THE EXERCISE:
Repeat all entries exactly.

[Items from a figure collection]
— START —

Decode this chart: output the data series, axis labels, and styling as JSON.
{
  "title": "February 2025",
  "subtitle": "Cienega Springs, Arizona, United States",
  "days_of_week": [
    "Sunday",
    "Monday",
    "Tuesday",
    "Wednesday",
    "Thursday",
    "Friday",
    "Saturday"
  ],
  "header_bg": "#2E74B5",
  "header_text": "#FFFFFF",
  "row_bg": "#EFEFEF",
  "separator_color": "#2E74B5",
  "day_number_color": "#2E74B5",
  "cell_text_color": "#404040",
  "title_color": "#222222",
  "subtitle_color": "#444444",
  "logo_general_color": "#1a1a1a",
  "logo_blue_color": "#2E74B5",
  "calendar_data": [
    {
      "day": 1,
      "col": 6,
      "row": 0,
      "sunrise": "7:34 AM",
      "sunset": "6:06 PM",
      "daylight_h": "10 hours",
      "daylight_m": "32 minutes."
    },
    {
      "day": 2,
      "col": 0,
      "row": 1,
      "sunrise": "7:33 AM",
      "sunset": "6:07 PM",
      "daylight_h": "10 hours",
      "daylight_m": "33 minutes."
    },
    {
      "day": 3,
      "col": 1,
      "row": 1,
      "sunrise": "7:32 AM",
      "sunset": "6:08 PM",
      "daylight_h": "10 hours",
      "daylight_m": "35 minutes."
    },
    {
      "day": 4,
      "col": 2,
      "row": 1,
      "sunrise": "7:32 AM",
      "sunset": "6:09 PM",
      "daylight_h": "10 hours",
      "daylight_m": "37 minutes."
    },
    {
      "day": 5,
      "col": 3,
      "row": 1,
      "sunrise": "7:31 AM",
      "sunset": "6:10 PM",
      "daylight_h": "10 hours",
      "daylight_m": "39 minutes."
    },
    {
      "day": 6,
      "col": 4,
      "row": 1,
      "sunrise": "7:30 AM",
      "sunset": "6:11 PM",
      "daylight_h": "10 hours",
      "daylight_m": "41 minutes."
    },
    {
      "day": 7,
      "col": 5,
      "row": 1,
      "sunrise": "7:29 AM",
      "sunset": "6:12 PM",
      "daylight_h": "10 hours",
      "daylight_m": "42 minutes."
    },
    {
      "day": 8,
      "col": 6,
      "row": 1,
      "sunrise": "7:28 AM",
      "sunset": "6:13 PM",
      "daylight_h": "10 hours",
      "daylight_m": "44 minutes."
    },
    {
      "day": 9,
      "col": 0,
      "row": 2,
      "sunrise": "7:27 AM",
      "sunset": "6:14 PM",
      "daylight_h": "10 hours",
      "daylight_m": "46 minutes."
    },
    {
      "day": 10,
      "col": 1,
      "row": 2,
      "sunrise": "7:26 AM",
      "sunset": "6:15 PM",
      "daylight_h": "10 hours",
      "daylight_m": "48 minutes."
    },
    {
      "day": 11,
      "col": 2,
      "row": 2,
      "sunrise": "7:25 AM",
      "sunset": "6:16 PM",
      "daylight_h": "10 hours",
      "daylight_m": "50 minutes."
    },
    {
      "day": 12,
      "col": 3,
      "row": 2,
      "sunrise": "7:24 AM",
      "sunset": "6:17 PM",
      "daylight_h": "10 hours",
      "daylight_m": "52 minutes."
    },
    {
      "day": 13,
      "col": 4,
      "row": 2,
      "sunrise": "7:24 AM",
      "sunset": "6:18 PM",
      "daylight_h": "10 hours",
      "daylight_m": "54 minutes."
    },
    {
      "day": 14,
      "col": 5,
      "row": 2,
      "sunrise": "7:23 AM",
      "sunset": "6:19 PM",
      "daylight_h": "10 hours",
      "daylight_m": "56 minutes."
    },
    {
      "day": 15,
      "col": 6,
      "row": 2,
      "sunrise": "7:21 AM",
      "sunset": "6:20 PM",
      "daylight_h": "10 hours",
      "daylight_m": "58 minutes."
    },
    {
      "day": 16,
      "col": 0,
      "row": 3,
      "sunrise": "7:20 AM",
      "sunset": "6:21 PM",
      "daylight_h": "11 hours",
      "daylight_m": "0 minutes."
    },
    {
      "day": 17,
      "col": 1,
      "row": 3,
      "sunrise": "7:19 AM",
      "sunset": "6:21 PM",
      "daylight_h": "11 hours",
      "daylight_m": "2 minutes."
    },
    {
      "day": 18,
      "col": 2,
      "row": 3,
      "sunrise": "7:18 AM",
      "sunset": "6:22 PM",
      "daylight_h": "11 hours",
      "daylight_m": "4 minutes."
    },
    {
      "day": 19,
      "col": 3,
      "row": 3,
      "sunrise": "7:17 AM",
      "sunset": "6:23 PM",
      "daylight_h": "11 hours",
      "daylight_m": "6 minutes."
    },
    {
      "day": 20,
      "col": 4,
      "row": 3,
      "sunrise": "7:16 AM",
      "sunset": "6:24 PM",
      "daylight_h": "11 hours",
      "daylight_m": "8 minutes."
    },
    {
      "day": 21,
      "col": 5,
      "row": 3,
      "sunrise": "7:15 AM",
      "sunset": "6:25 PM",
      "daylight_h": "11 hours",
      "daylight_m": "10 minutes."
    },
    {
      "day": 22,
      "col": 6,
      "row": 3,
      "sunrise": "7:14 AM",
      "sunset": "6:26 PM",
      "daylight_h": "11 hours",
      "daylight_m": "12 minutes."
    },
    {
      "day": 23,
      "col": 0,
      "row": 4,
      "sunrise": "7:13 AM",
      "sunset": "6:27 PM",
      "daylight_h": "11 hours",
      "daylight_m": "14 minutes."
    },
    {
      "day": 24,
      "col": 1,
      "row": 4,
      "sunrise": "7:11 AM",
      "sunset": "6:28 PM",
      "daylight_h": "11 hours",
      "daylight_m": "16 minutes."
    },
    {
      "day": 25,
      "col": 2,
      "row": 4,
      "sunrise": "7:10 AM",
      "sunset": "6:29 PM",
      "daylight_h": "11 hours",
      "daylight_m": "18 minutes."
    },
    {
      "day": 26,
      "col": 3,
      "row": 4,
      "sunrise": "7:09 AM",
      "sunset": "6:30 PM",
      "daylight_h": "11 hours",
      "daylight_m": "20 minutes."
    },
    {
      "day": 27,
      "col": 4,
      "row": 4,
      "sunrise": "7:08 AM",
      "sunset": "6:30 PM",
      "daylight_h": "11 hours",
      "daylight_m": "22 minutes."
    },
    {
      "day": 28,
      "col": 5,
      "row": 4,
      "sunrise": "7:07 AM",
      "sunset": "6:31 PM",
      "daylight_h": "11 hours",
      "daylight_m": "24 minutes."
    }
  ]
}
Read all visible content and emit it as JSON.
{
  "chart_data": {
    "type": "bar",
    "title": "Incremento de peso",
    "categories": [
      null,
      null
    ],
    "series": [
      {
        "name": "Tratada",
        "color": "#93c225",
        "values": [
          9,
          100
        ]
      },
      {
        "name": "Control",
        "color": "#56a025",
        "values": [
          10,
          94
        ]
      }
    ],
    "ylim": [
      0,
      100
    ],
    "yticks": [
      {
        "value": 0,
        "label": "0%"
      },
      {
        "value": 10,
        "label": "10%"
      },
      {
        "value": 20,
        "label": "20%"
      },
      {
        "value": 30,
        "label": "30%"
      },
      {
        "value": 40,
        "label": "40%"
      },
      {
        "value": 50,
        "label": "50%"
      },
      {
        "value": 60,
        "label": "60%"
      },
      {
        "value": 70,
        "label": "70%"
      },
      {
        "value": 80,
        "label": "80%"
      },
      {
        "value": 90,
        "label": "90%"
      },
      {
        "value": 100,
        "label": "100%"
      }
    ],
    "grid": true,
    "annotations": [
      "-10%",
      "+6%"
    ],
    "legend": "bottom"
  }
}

— END —

SOLUTION TO THE EXERCISE:
Decode this chart: output the data series, axis labels, and styling as JSON.
{
  "title": "February 2025",
  "subtitle": "Cienega Springs, Arizona, United States",
  "days_of_week": [
    "Sunday",
    "Monday",
    "Tuesday",
    "Wednesday",
    "Thursday",
    "Friday",
    "Saturday"
  ],
  "header_bg": "#2E74B5",
  "header_text": "#FFFFFF",
  "row_bg": "#EFEFEF",
  "separator_color": "#2E74B5",
  "day_number_color": "#2E74B5",
  "cell_text_color": "#404040",
  "title_color": "#222222",
  "subtitle_color": "#444444",
  "logo_general_color": "#1a1a1a",
  "logo_blue_color": "#2E74B5",
  "calendar_data": [
    {
      "day": 1,
      "col": 6,
      "row": 0,
      "sunrise": "7:34 AM",
      "sunset": "6:06 PM",
      "daylight_h": "10 hours",
      "daylight_m": "32 minutes."
    },
    {
      "day": 2,
      "col": 0,
      "row": 1,
      "sunrise": "7:33 AM",
      "sunset": "6:07 PM",
      "daylight_h": "10 hours",
      "daylight_m": "33 minutes."
    },
    {
      "day": 3,
      "col": 1,
      "row": 1,
      "sunrise": "7:32 AM",
      "sunset": "6:08 PM",
      "daylight_h": "10 hours",
      "daylight_m": "35 minutes."
    },
    {
      "day": 4,
      "col": 2,
      "row": 1,
      "sunrise": "7:32 AM",
      "sunset": "6:09 PM",
      "daylight_h": "10 hours",
      "daylight_m": "37 minutes."
    },
    {
      "day": 5,
      "col": 3,
      "row": 1,
      "sunrise": "7:31 AM",
      "sunset": "6:10 PM",
      "daylight_h": "10 hours",
      "daylight_m": "39 minutes."
    },
    {
      "day": 6,
      "col": 4,
      "row": 1,
      "sunrise": "7:30 AM",
      "sunset": "6:11 PM",
      "daylight_h": "10 hours",
      "daylight_m": "41 minutes."
    },
    {
      "day": 7,
      "col": 5,
      "row": 1,
      "sunrise": "7:29 AM",
      "sunset": "6:12 PM",
      "daylight_h": "10 hours",
      "daylight_m": "42 minutes."
    },
    {
      "day": 8,
      "col": 6,
      "row": 1,
      "sunrise": "7:28 AM",
      "sunset": "6:13 PM",
      "daylight_h": "10 hours",
      "daylight_m": "44 minutes."
    },
    {
      "day": 9,
      "col": 0,
      "row": 2,
      "sunrise": "7:27 AM",
      "sunset": "6:14 PM",
      "daylight_h": "10 hours",
      "daylight_m": "46 minutes."
    },
    {
      "day": 10,
      "col": 1,
      "row": 2,
      "sunrise": "7:26 AM",
      "sunset": "6:15 PM",
      "daylight_h": "10 hours",
      "daylight_m": "48 minutes."
    },
    {
      "day": 11,
      "col": 2,
      "row": 2,
      "sunrise": "7:25 AM",
      "sunset": "6:16 PM",
      "daylight_h": "10 hours",
      "daylight_m": "50 minutes."
    },
    {
      "day": 12,
      "col": 3,
      "row": 2,
      "sunrise": "7:24 AM",
      "sunset": "6:17 PM",
      "daylight_h": "10 hours",
      "daylight_m": "52 minutes."
    },
    {
      "day": 13,
      "col": 4,
      "row": 2,
      "sunrise": "7:24 AM",
      "sunset": "6:18 PM",
      "daylight_h": "10 hours",
      "daylight_m": "54 minutes."
    },
    {
      "day": 14,
      "col": 5,
      "row": 2,
      "sunrise": "7:23 AM",
      "sunset": "6:19 PM",
      "daylight_h": "10 hours",
      "daylight_m": "56 minutes."
    },
    {
      "day": 15,
      "col": 6,
      "row": 2,
      "sunrise": "7:21 AM",
      "sunset": "6:20 PM",
      "daylight_h": "10 hours",
      "daylight_m": "58 minutes."
    },
    {
      "day": 16,
      "col": 0,
      "row": 3,
      "sunrise": "7:20 AM",
      "sunset": "6:21 PM",
      "daylight_h": "11 hours",
      "daylight_m": "0 minutes."
    },
    {
      "day": 17,
      "col": 1,
      "row": 3,
      "sunrise": "7:19 AM",
      "sunset": "6:21 PM",
      "daylight_h": "11 hours",
      "daylight_m": "2 minutes."
    },
    {
      "day": 18,
      "col": 2,
      "row": 3,
      "sunrise": "7:18 AM",
      "sunset": "6:22 PM",
      "daylight_h": "11 hours",
      "daylight_m": "4 minutes."
    },
    {
      "day": 19,
      "col": 3,
      "row": 3,
      "sunrise": "7:17 AM",
      "sunset": "6:23 PM",
      "daylight_h": "11 hours",
      "daylight_m": "6 minutes."
    },
    {
      "day": 20,
      "col": 4,
      "row": 3,
      "sunrise": "7:16 AM",
      "sunset": "6:24 PM",
      "daylight_h": "11 hours",
      "daylight_m": "8 minutes."
    },
    {
      "day": 21,
      "col": 5,
      "row": 3,
      "sunrise": "7:15 AM",
      "sunset": "6:25 PM",
      "daylight_h": "11 hours",
      "daylight_m": "10 minutes."
    },
    {
      "day": 22,
      "col": 6,
      "row": 3,
      "sunrise": "7:14 AM",
      "sunset": "6:26 PM",
      "daylight_h": "11 hours",
      "daylight_m": "12 minutes."
    },
    {
      "day": 23,
      "col": 0,
      "row": 4,
      "sunrise": "7:13 AM",
      "sunset": "6:27 PM",
      "daylight_h": "11 hours",
      "daylight_m": "14 minutes."
    },
    {
      "day": 24,
      "col": 1,
      "row": 4,
      "sunrise": "7:11 AM",
      "sunset": "6:28 PM",
      "daylight_h": "11 hours",
      "daylight_m": "16 minutes."
    },
    {
      "day": 25,
      "col": 2,
      "row": 4,
      "sunrise": "7:10 AM",
      "sunset": "6:29 PM",
      "daylight_h": "11 hours",
      "daylight_m": "18 minutes."
    },
    {
      "day": 26,
      "col": 3,
      "row": 4,
      "sunrise": "7:09 AM",
      "sunset": "6:30 PM",
      "daylight_h": "11 hours",
      "daylight_m": "20 minutes."
    },
    {
      "day": 27,
      "col": 4,
      "row": 4,
      "sunrise": "7:08 AM",
      "sunset": "6:30 PM",
      "daylight_h": "11 hours",
      "daylight_m": "22 minutes."
    },
    {
      "day": 28,
      "col": 5,
      "row": 4,
      "sunrise": "7:07 AM",
      "sunset": "6:31 PM",
      "daylight_h": "11 hours",
      "daylight_m": "24 minutes."
    }
  ]
}
Read all visible content and emit it as JSON.
{
  "chart_data": {
    "type": "bar",
    "title": "Incremento de peso",
    "categories": [
      null,
      null
    ],
    "series": [
      {
        "name": "Tratada",
        "color": "#93c225",
        "values": [
          9,
          100
        ]
      },
      {
        "name": "Control",
        "color": "#56a025",
        "values": [
          10,
          94
        ]
      }
    ],
    "ylim": [
      0,
      100
    ],
    "yticks": [
      {
        "value": 0,
        "label": "0%"
      },
      {
        "value": 10,
        "label": "10%"
      },
      {
        "value": 20,
        "label": "20%"
      },
      {
        "value": 30,
        "label": "30%"
      },
      {
        "value": 40,
        "label": "40%"
      },
      {
        "value": 50,
        "label": "50%"
      },
      {
        "value": 60,
        "label": "60%"
      },
      {
        "value": 70,
        "label": "70%"
      },
      {
        "value": 80,
        "label": "80%"
      },
      {
        "value": 90,
        "label": "90%"
      },
      {
        "value": 100,
        "label": "100%"
      }
    ],
    "grid": true,
    "annotations": [
      "-10%",
      "+6%"
    ],
    "legend": "bottom"
  }
}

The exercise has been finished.